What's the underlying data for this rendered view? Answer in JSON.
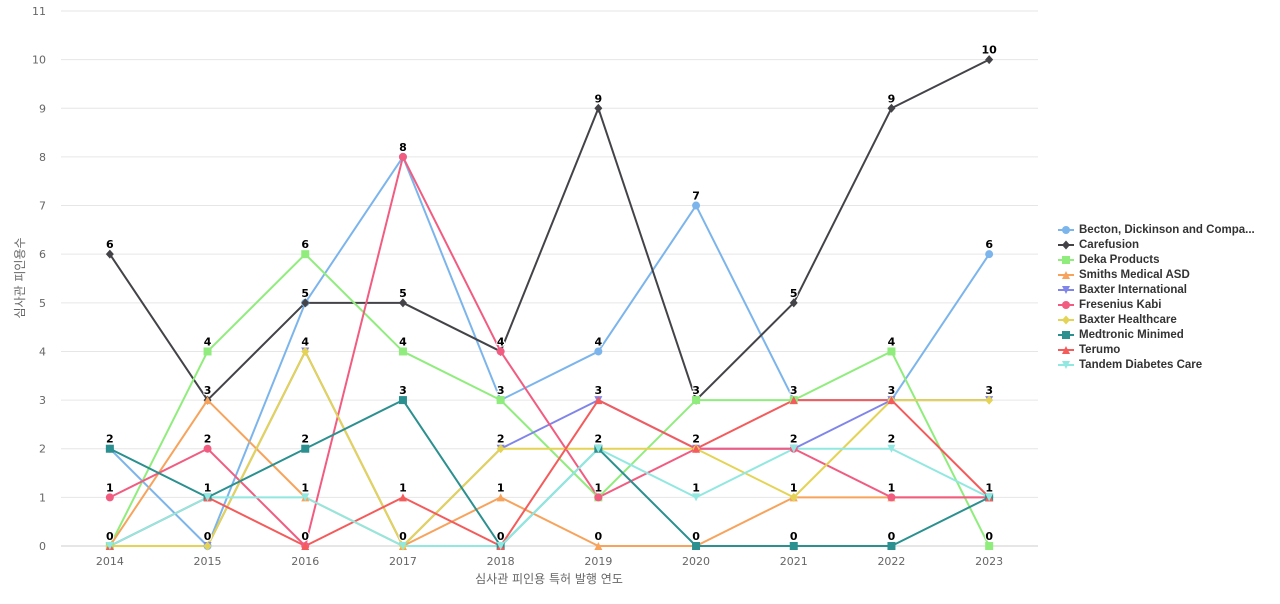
{
  "chart_data": {
    "type": "line",
    "title": "",
    "xlabel": "심사관 피인용 특허 발행 연도",
    "ylabel": "심사관 피인용수",
    "x": [
      "2014",
      "2015",
      "2016",
      "2017",
      "2018",
      "2019",
      "2020",
      "2021",
      "2022",
      "2023"
    ],
    "ylim": [
      0,
      11
    ],
    "yticks": [
      0,
      1,
      2,
      3,
      4,
      5,
      6,
      7,
      8,
      9,
      10,
      11
    ],
    "grid": true,
    "legend_position": "right",
    "series": [
      {
        "name": "Becton, Dickinson and Compa...",
        "color": "#7cb5ec",
        "marker": "circle",
        "values": [
          2,
          0,
          5,
          8,
          3,
          4,
          7,
          3,
          3,
          6
        ]
      },
      {
        "name": "Carefusion",
        "color": "#434348",
        "marker": "diamond",
        "values": [
          6,
          3,
          5,
          5,
          4,
          9,
          3,
          5,
          9,
          10
        ]
      },
      {
        "name": "Deka Products",
        "color": "#90ed7d",
        "marker": "square",
        "values": [
          0,
          4,
          6,
          4,
          3,
          1,
          3,
          3,
          4,
          0
        ]
      },
      {
        "name": "Smiths Medical ASD",
        "color": "#f7a35c",
        "marker": "triangle",
        "values": [
          0,
          3,
          1,
          0,
          1,
          0,
          0,
          1,
          1,
          1
        ]
      },
      {
        "name": "Baxter International",
        "color": "#8085e9",
        "marker": "triangle-down",
        "values": [
          0,
          0,
          4,
          0,
          2,
          3,
          2,
          2,
          3,
          3
        ]
      },
      {
        "name": "Fresenius Kabi",
        "color": "#f15c80",
        "marker": "circle",
        "values": [
          1,
          2,
          0,
          8,
          4,
          1,
          2,
          2,
          1,
          1
        ]
      },
      {
        "name": "Baxter Healthcare",
        "color": "#e4d354",
        "marker": "diamond",
        "values": [
          0,
          0,
          4,
          0,
          2,
          2,
          2,
          1,
          3,
          3
        ]
      },
      {
        "name": "Medtronic Minimed",
        "color": "#2b908f",
        "marker": "square",
        "values": [
          2,
          1,
          2,
          3,
          0,
          2,
          0,
          0,
          0,
          1
        ]
      },
      {
        "name": "Terumo",
        "color": "#f45b5b",
        "marker": "triangle",
        "values": [
          0,
          1,
          0,
          1,
          0,
          3,
          2,
          3,
          3,
          1
        ]
      },
      {
        "name": "Tandem Diabetes Care",
        "color": "#91e8e1",
        "marker": "triangle-down",
        "values": [
          0,
          1,
          1,
          0,
          0,
          2,
          1,
          2,
          2,
          1
        ]
      }
    ],
    "data_labels": [
      {
        "x": "2014",
        "value": 6
      },
      {
        "x": "2014",
        "value": 2
      },
      {
        "x": "2014",
        "value": 1
      },
      {
        "x": "2014",
        "value": 0
      },
      {
        "x": "2015",
        "value": 4
      },
      {
        "x": "2015",
        "value": 3
      },
      {
        "x": "2015",
        "value": 2
      },
      {
        "x": "2015",
        "value": 1
      },
      {
        "x": "2015",
        "value": 0
      },
      {
        "x": "2016",
        "value": 6
      },
      {
        "x": "2016",
        "value": 5
      },
      {
        "x": "2016",
        "value": 4
      },
      {
        "x": "2016",
        "value": 2
      },
      {
        "x": "2016",
        "value": 1
      },
      {
        "x": "2016",
        "value": 0
      },
      {
        "x": "2017",
        "value": 8
      },
      {
        "x": "2017",
        "value": 5
      },
      {
        "x": "2017",
        "value": 4
      },
      {
        "x": "2017",
        "value": 3
      },
      {
        "x": "2017",
        "value": 1
      },
      {
        "x": "2017",
        "value": 0
      },
      {
        "x": "2018",
        "value": 4
      },
      {
        "x": "2018",
        "value": 3
      },
      {
        "x": "2018",
        "value": 2
      },
      {
        "x": "2018",
        "value": 1
      },
      {
        "x": "2018",
        "value": 0
      },
      {
        "x": "2019",
        "value": 9
      },
      {
        "x": "2019",
        "value": 4
      },
      {
        "x": "2019",
        "value": 3
      },
      {
        "x": "2019",
        "value": 2
      },
      {
        "x": "2019",
        "value": 1
      },
      {
        "x": "2019",
        "value": 0
      },
      {
        "x": "2020",
        "value": 7
      },
      {
        "x": "2020",
        "value": 3
      },
      {
        "x": "2020",
        "value": 2
      },
      {
        "x": "2020",
        "value": 1
      },
      {
        "x": "2020",
        "value": 0
      },
      {
        "x": "2021",
        "value": 5
      },
      {
        "x": "2021",
        "value": 3
      },
      {
        "x": "2021",
        "value": 2
      },
      {
        "x": "2021",
        "value": 1
      },
      {
        "x": "2021",
        "value": 0
      },
      {
        "x": "2022",
        "value": 9
      },
      {
        "x": "2022",
        "value": 4
      },
      {
        "x": "2022",
        "value": 3
      },
      {
        "x": "2022",
        "value": 2
      },
      {
        "x": "2022",
        "value": 1
      },
      {
        "x": "2022",
        "value": 0
      },
      {
        "x": "2023",
        "value": 10
      },
      {
        "x": "2023",
        "value": 6
      },
      {
        "x": "2023",
        "value": 3
      },
      {
        "x": "2023",
        "value": 1
      },
      {
        "x": "2023",
        "value": 0
      }
    ]
  }
}
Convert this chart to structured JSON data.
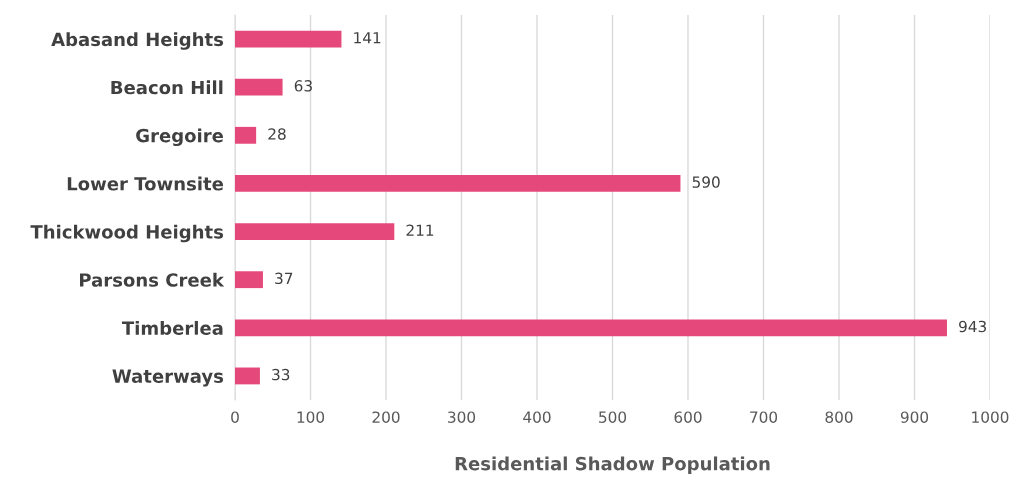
{
  "chart_data": {
    "type": "bar",
    "orientation": "horizontal",
    "xlabel": "Residential Shadow Population",
    "categories": [
      "Abasand Heights",
      "Beacon Hill",
      "Gregoire",
      "Lower Townsite",
      "Thickwood Heights",
      "Parsons Creek",
      "Timberlea",
      "Waterways"
    ],
    "values": [
      141,
      63,
      28,
      590,
      211,
      37,
      943,
      33
    ],
    "color": "#e5487a",
    "xlim": [
      0,
      1000
    ],
    "xticks": [
      0,
      100,
      200,
      300,
      400,
      500,
      600,
      700,
      800,
      900,
      1000
    ],
    "grid": "x",
    "data_labels": true
  }
}
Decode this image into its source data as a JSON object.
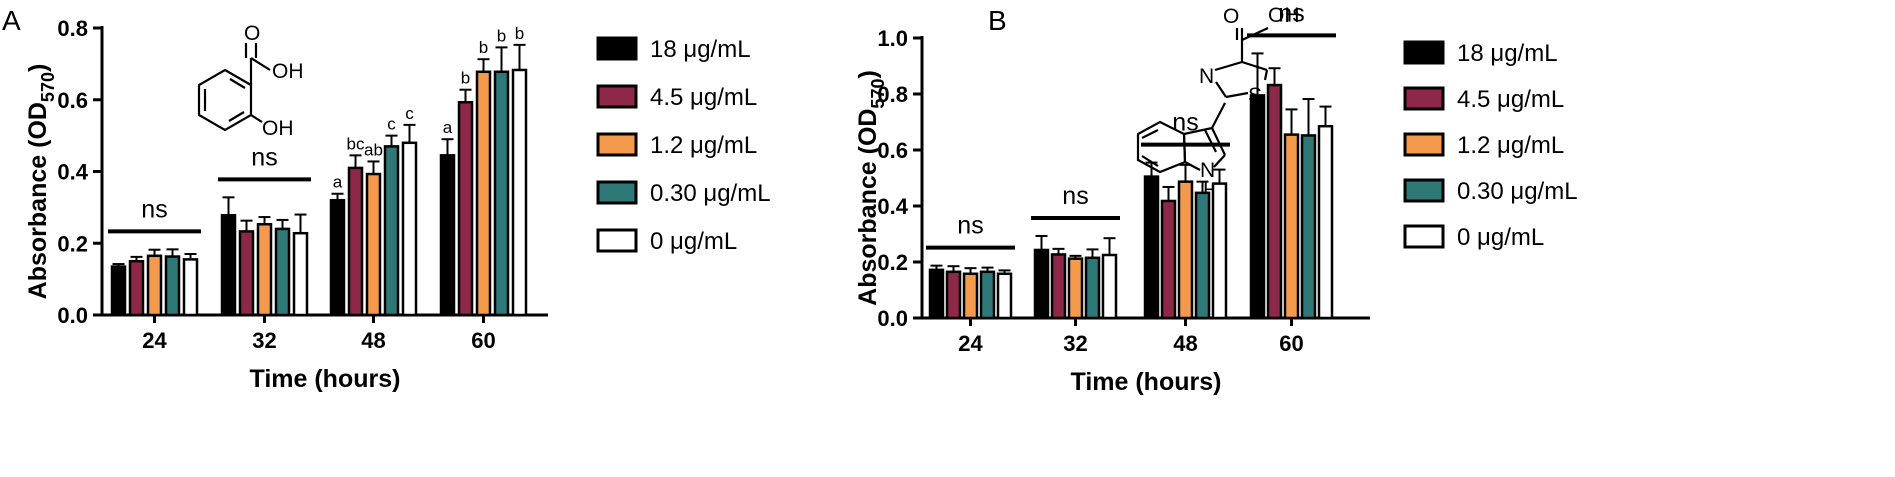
{
  "panels": [
    {
      "letter": "A"
    },
    {
      "letter": "B"
    }
  ],
  "structures": [
    {
      "atoms": [
        "O",
        "OH",
        "OH"
      ]
    },
    {
      "atoms": [
        "O",
        "OH",
        "N",
        "S",
        "N",
        "H"
      ]
    }
  ],
  "chart_data": [
    {
      "type": "bar",
      "panel": "A",
      "xlabel": "Time (hours)",
      "ylabel": "Absorbance (OD",
      "ylabel_sub": "570",
      "ylabel_close": ")",
      "categories": [
        "24",
        "32",
        "48",
        "60"
      ],
      "ylim": [
        0,
        0.8
      ],
      "yticks": [
        "0.0",
        "0.2",
        "0.4",
        "0.6",
        "0.8"
      ],
      "series": [
        {
          "name": "18 μg/mL",
          "color": "#000000",
          "values": [
            0.135,
            0.278,
            0.32,
            0.445
          ],
          "errors": [
            0.007,
            0.05,
            0.018,
            0.045
          ],
          "labels": [
            "",
            "",
            "a",
            "a"
          ]
        },
        {
          "name": "4.5 μg/mL",
          "color": "#8e2848",
          "values": [
            0.15,
            0.233,
            0.41,
            0.593
          ],
          "errors": [
            0.012,
            0.03,
            0.035,
            0.035
          ],
          "labels": [
            "",
            "",
            "bc",
            "b"
          ]
        },
        {
          "name": "1.2 μg/mL",
          "color": "#f49a4c",
          "values": [
            0.165,
            0.253,
            0.393,
            0.678
          ],
          "errors": [
            0.017,
            0.02,
            0.035,
            0.035
          ],
          "labels": [
            "",
            "",
            "ab",
            "b"
          ]
        },
        {
          "name": "0.30 μg/mL",
          "color": "#2e7877",
          "values": [
            0.163,
            0.24,
            0.47,
            0.678
          ],
          "errors": [
            0.02,
            0.025,
            0.03,
            0.068
          ],
          "labels": [
            "",
            "",
            "c",
            "b"
          ]
        },
        {
          "name": "0 μg/mL",
          "color": "#ffffff",
          "values": [
            0.155,
            0.228,
            0.48,
            0.683
          ],
          "errors": [
            0.015,
            0.052,
            0.05,
            0.07
          ],
          "labels": [
            "",
            "",
            "c",
            "b"
          ]
        }
      ],
      "ns_groups": [
        0,
        1
      ],
      "ns_label": "ns"
    },
    {
      "type": "bar",
      "panel": "B",
      "xlabel": "Time (hours)",
      "ylabel": "Absorbance (OD",
      "ylabel_sub": "570",
      "ylabel_close": ")",
      "categories": [
        "24",
        "32",
        "48",
        "60"
      ],
      "ylim": [
        0,
        1.0
      ],
      "yticks": [
        "0.0",
        "0.2",
        "0.4",
        "0.6",
        "0.8",
        "1.0"
      ],
      "series": [
        {
          "name": "18 μg/mL",
          "color": "#000000",
          "values": [
            0.172,
            0.243,
            0.505,
            0.795
          ],
          "errors": [
            0.015,
            0.05,
            0.05,
            0.15
          ]
        },
        {
          "name": "4.5 μg/mL",
          "color": "#8e2848",
          "values": [
            0.165,
            0.227,
            0.418,
            0.832
          ],
          "errors": [
            0.02,
            0.02,
            0.05,
            0.06
          ]
        },
        {
          "name": "1.2 μg/mL",
          "color": "#f49a4c",
          "values": [
            0.158,
            0.212,
            0.487,
            0.655
          ],
          "errors": [
            0.02,
            0.01,
            0.06,
            0.09
          ]
        },
        {
          "name": "0.30 μg/mL",
          "color": "#2e7877",
          "values": [
            0.165,
            0.215,
            0.447,
            0.652
          ],
          "errors": [
            0.015,
            0.03,
            0.04,
            0.13
          ]
        },
        {
          "name": "0 μg/mL",
          "color": "#ffffff",
          "values": [
            0.158,
            0.225,
            0.48,
            0.685
          ],
          "errors": [
            0.012,
            0.06,
            0.05,
            0.07
          ]
        }
      ],
      "ns_groups": [
        0,
        1,
        2,
        3
      ],
      "ns_label": "ns"
    }
  ]
}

> _Task details_
Above are the records; copy every line in them that holds the word "JSON".

> _Output for this exercise_
What's the underlying data for this rendered view? Answer in JSON.
Convert this chart to structured JSON data.
Decode this image into its source data as a JSON object.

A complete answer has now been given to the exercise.